- Do this
Every entry needs to be printed exactly, please.
----------------
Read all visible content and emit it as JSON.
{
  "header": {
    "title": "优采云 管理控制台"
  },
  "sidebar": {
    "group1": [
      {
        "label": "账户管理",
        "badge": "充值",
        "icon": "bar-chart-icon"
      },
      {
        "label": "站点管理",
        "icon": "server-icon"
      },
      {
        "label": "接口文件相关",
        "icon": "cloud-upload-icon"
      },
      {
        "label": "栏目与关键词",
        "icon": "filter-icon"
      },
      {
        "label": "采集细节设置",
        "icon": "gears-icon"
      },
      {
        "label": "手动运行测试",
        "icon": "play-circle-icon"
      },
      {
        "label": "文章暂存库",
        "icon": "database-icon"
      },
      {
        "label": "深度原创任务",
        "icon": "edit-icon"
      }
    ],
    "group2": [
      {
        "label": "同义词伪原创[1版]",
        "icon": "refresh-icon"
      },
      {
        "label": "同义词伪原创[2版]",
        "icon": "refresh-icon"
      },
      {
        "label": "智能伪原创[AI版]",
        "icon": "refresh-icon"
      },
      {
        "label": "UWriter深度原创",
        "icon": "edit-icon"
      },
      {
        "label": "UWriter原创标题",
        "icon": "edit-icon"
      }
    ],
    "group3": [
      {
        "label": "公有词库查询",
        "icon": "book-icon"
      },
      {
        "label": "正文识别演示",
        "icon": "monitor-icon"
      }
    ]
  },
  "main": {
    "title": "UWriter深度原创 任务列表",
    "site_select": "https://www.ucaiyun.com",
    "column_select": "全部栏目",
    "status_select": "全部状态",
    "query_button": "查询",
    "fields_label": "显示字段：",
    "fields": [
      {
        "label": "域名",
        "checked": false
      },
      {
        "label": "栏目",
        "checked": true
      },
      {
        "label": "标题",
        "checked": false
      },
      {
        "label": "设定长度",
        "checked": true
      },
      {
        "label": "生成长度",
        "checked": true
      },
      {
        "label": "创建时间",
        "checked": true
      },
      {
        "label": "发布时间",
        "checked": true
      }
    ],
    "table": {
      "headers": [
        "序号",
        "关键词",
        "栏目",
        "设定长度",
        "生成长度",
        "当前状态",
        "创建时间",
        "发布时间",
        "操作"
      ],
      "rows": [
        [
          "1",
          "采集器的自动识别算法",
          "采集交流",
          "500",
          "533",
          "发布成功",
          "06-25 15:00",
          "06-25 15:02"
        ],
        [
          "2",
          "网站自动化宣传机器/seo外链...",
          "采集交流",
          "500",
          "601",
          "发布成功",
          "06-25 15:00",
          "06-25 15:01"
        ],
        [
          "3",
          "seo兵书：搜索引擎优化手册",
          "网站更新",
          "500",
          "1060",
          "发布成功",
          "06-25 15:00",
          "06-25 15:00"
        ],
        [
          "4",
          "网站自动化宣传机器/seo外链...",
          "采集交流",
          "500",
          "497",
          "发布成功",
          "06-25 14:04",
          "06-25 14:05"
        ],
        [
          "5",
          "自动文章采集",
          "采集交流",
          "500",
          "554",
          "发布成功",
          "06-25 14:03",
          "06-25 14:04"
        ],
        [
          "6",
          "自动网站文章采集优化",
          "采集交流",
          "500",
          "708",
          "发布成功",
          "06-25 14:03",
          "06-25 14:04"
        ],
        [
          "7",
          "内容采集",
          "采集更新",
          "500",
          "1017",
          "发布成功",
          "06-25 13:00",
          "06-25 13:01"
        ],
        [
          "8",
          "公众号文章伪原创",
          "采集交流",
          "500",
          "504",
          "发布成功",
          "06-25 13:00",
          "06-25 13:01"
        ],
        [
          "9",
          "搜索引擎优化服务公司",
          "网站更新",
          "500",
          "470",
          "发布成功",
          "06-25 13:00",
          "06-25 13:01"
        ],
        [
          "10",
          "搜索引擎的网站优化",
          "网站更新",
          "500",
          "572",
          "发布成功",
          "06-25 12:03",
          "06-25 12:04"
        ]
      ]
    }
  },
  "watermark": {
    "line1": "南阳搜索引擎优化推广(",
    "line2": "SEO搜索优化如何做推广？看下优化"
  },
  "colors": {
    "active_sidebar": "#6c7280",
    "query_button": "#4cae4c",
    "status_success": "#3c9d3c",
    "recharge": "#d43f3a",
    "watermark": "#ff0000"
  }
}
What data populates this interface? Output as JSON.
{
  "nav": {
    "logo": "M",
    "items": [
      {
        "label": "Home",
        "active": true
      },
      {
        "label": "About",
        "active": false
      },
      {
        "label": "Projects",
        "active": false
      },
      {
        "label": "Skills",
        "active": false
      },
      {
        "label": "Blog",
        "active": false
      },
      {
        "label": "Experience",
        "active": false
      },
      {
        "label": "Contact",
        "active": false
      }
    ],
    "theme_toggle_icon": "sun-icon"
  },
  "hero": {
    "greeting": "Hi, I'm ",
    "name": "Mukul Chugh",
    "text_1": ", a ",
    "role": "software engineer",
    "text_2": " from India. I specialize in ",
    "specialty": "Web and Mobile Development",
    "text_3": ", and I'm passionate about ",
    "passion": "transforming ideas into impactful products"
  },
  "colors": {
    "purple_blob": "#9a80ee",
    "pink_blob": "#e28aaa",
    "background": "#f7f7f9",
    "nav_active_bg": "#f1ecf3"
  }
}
----------------
- Answer
Read all visible content and emit it as JSON.
{
  "header": {
    "title": "优采云 管理控制台"
  },
  "sidebar": {
    "group1": [
      {
        "label": "账户管理",
        "badge": "充值",
        "icon": "bar-chart-icon"
      },
      {
        "label": "站点管理",
        "icon": "server-icon"
      },
      {
        "label": "接口文件相关",
        "icon": "cloud-upload-icon"
      },
      {
        "label": "栏目与关键词",
        "icon": "filter-icon"
      },
      {
        "label": "采集细节设置",
        "icon": "gears-icon"
      },
      {
        "label": "手动运行测试",
        "icon": "play-circle-icon"
      },
      {
        "label": "文章暂存库",
        "icon": "database-icon"
      },
      {
        "label": "深度原创任务",
        "icon": "edit-icon"
      }
    ],
    "group2": [
      {
        "label": "同义词伪原创[1版]",
        "icon": "refresh-icon"
      },
      {
        "label": "同义词伪原创[2版]",
        "icon": "refresh-icon"
      },
      {
        "label": "智能伪原创[AI版]",
        "icon": "refresh-icon"
      },
      {
        "label": "UWriter深度原创",
        "icon": "edit-icon"
      },
      {
        "label": "UWriter原创标题",
        "icon": "edit-icon"
      }
    ],
    "group3": [
      {
        "label": "公有词库查询",
        "icon": "book-icon"
      },
      {
        "label": "正文识别演示",
        "icon": "monitor-icon"
      }
    ]
  },
  "main": {
    "title": "UWriter深度原创 任务列表",
    "site_select": "https://www.ucaiyun.com",
    "column_select": "全部栏目",
    "status_select": "全部状态",
    "query_button": "查询",
    "fields_label": "显示字段：",
    "fields": [
      {
        "label": "域名",
        "checked": false
      },
      {
        "label": "栏目",
        "checked": true
      },
      {
        "label": "标题",
        "checked": false
      },
      {
        "label": "设定长度",
        "checked": true
      },
      {
        "label": "生成长度",
        "checked": true
      },
      {
        "label": "创建时间",
        "checked": true
      },
      {
        "label": "发布时间",
        "checked": true
      }
    ],
    "table": {
      "headers": [
        "序号",
        "关键词",
        "栏目",
        "设定长度",
        "生成长度",
        "当前状态",
        "创建时间",
        "发布时间",
        "操作"
      ],
      "rows": [
        [
          "1",
          "采集器的自动识别算法",
          "采集交流",
          "500",
          "533",
          "发布成功",
          "06-25 15:00",
          "06-25 15:02"
        ],
        [
          "2",
          "网站自动化宣传机器/seo外链...",
          "采集交流",
          "500",
          "601",
          "发布成功",
          "06-25 15:00",
          "06-25 15:01"
        ],
        [
          "3",
          "seo兵书：搜索引擎优化手册",
          "网站更新",
          "500",
          "1060",
          "发布成功",
          "06-25 15:00",
          "06-25 15:00"
        ],
        [
          "4",
          "网站自动化宣传机器/seo外链...",
          "采集交流",
          "500",
          "497",
          "发布成功",
          "06-25 14:04",
          "06-25 14:05"
        ],
        [
          "5",
          "自动文章采集",
          "采集交流",
          "500",
          "554",
          "发布成功",
          "06-25 14:03",
          "06-25 14:04"
        ],
        [
          "6",
          "自动网站文章采集优化",
          "采集交流",
          "500",
          "708",
          "发布成功",
          "06-25 14:03",
          "06-25 14:04"
        ],
        [
          "7",
          "内容采集",
          "采集更新",
          "500",
          "1017",
          "发布成功",
          "06-25 13:00",
          "06-25 13:01"
        ],
        [
          "8",
          "公众号文章伪原创",
          "采集交流",
          "500",
          "504",
          "发布成功",
          "06-25 13:00",
          "06-25 13:01"
        ],
        [
          "9",
          "搜索引擎优化服务公司",
          "网站更新",
          "500",
          "470",
          "发布成功",
          "06-25 13:00",
          "06-25 13:01"
        ],
        [
          "10",
          "搜索引擎的网站优化",
          "网站更新",
          "500",
          "572",
          "发布成功",
          "06-25 12:03",
          "06-25 12:04"
        ]
      ]
    }
  },
  "watermark": {
    "line1": "南阳搜索引擎优化推广(",
    "line2": "SEO搜索优化如何做推广？看下优化"
  },
  "colors": {
    "active_sidebar": "#6c7280",
    "query_button": "#4cae4c",
    "status_success": "#3c9d3c",
    "recharge": "#d43f3a",
    "watermark": "#ff0000"
  }
}
What data populates this interface? Output as JSON.
{
  "nav": {
    "logo": "M",
    "items": [
      {
        "label": "Home",
        "active": true
      },
      {
        "label": "About",
        "active": false
      },
      {
        "label": "Projects",
        "active": false
      },
      {
        "label": "Skills",
        "active": false
      },
      {
        "label": "Blog",
        "active": false
      },
      {
        "label": "Experience",
        "active": false
      },
      {
        "label": "Contact",
        "active": false
      }
    ],
    "theme_toggle_icon": "sun-icon"
  },
  "hero": {
    "greeting": "Hi, I'm ",
    "name": "Mukul Chugh",
    "text_1": ", a ",
    "role": "software engineer",
    "text_2": " from India. I specialize in ",
    "specialty": "Web and Mobile Development",
    "text_3": ", and I'm passionate about ",
    "passion": "transforming ideas into impactful products"
  },
  "colors": {
    "purple_blob": "#9a80ee",
    "pink_blob": "#e28aaa",
    "background": "#f7f7f9",
    "nav_active_bg": "#f1ecf3"
  }
}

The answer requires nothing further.